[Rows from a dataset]
+++
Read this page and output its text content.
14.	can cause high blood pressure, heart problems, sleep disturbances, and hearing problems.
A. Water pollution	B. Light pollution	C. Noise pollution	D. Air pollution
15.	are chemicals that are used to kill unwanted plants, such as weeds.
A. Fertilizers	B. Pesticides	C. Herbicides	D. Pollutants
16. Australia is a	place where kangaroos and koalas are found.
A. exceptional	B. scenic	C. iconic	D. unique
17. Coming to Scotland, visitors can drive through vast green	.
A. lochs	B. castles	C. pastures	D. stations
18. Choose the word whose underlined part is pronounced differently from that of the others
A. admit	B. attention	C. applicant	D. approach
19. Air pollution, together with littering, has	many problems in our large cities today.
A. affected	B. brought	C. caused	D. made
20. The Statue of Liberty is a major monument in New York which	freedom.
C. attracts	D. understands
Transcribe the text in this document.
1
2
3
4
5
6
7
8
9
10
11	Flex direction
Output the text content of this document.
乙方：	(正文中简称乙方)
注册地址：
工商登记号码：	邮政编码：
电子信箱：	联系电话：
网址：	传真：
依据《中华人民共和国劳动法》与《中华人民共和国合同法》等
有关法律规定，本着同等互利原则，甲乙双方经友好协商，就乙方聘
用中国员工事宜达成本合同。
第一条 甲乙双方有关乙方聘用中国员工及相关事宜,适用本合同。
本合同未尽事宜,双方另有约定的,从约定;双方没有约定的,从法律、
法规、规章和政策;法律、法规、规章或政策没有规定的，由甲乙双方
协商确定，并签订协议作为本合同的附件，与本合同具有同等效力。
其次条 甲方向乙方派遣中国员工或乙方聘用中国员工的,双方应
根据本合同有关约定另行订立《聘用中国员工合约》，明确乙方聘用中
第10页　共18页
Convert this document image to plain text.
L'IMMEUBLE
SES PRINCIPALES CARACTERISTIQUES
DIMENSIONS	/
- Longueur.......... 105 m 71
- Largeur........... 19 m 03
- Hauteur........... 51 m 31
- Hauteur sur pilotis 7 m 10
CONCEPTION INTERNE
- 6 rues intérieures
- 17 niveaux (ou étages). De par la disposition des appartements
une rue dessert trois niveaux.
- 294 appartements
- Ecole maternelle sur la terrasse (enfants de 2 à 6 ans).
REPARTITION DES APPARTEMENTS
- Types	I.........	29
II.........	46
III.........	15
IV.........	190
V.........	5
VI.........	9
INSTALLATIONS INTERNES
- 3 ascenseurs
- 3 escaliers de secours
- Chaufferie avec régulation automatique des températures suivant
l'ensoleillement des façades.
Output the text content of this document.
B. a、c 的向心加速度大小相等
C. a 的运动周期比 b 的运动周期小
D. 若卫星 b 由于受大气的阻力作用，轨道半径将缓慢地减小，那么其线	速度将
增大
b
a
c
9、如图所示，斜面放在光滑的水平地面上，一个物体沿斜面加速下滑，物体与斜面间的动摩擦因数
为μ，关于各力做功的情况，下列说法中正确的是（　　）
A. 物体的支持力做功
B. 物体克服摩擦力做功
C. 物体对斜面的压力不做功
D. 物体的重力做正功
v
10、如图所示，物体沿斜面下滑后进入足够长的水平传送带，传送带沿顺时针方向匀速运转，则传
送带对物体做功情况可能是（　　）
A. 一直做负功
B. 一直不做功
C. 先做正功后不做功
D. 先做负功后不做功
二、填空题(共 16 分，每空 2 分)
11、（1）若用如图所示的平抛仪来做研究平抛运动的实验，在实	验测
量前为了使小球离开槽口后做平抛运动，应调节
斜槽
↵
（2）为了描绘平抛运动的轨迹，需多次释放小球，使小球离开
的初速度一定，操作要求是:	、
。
+++
— Given instruction —
Above are some records; extract every one of them exactly.

— Solution to this task —
Read this page and output its text content.
14.	can cause high blood pressure, heart problems, sleep disturbances, and hearing problems.
A. Water pollution	B. Light pollution	C. Noise pollution	D. Air pollution
15.	are chemicals that are used to kill unwanted plants, such as weeds.
A. Fertilizers	B. Pesticides	C. Herbicides	D. Pollutants
16. Australia is a	place where kangaroos and koalas are found.
A. exceptional	B. scenic	C. iconic	D. unique
17. Coming to Scotland, visitors can drive through vast green	.
A. lochs	B. castles	C. pastures	D. stations
18. Choose the word whose underlined part is pronounced differently from that of the others
A. admit	B. attention	C. applicant	D. approach
19. Air pollution, together with littering, has	many problems in our large cities today.
A. affected	B. brought	C. caused	D. made
20. The Statue of Liberty is a major monument in New York which	freedom.
C. attracts	D. understands
Transcribe the text in this document.
1
2
3
4
5
6
7
8
9
10
11	Flex direction
Output the text content of this document.
乙方：	(正文中简称乙方)
注册地址：
工商登记号码：	邮政编码：
电子信箱：	联系电话：
网址：	传真：
依据《中华人民共和国劳动法》与《中华人民共和国合同法》等
有关法律规定，本着同等互利原则，甲乙双方经友好协商，就乙方聘
用中国员工事宜达成本合同。
第一条 甲乙双方有关乙方聘用中国员工及相关事宜,适用本合同。
本合同未尽事宜,双方另有约定的,从约定;双方没有约定的,从法律、
法规、规章和政策;法律、法规、规章或政策没有规定的，由甲乙双方
协商确定，并签订协议作为本合同的附件，与本合同具有同等效力。
其次条 甲方向乙方派遣中国员工或乙方聘用中国员工的,双方应
根据本合同有关约定另行订立《聘用中国员工合约》，明确乙方聘用中
第10页　共18页
Convert this document image to plain text.
L'IMMEUBLE
SES PRINCIPALES CARACTERISTIQUES
DIMENSIONS	/
- Longueur.......... 105 m 71
- Largeur........... 19 m 03
- Hauteur........... 51 m 31
- Hauteur sur pilotis 7 m 10
CONCEPTION INTERNE
- 6 rues intérieures
- 17 niveaux (ou étages). De par la disposition des appartements
une rue dessert trois niveaux.
- 294 appartements
- Ecole maternelle sur la terrasse (enfants de 2 à 6 ans).
REPARTITION DES APPARTEMENTS
- Types	I.........	29
II.........	46
III.........	15
IV.........	190
V.........	5
VI.........	9
INSTALLATIONS INTERNES
- 3 ascenseurs
- 3 escaliers de secours
- Chaufferie avec régulation automatique des températures suivant
l'ensoleillement des façades.
Output the text content of this document.
B. a、c 的向心加速度大小相等
C. a 的运动周期比 b 的运动周期小
D. 若卫星 b 由于受大气的阻力作用，轨道半径将缓慢地减小，那么其线	速度将
增大
b
a
c
9、如图所示，斜面放在光滑的水平地面上，一个物体沿斜面加速下滑，物体与斜面间的动摩擦因数
为μ，关于各力做功的情况，下列说法中正确的是（　　）
A. 物体的支持力做功
B. 物体克服摩擦力做功
C. 物体对斜面的压力不做功
D. 物体的重力做正功
v
10、如图所示，物体沿斜面下滑后进入足够长的水平传送带，传送带沿顺时针方向匀速运转，则传
送带对物体做功情况可能是（　　）
A. 一直做负功
B. 一直不做功
C. 先做正功后不做功
D. 先做负功后不做功
二、填空题(共 16 分，每空 2 分)
11、（1）若用如图所示的平抛仪来做研究平抛运动的实验，在实	验测
量前为了使小球离开槽口后做平抛运动，应调节
斜槽
↵
（2）为了描绘平抛运动的轨迹，需多次释放小球，使小球离开
的初速度一定，操作要求是:	、
。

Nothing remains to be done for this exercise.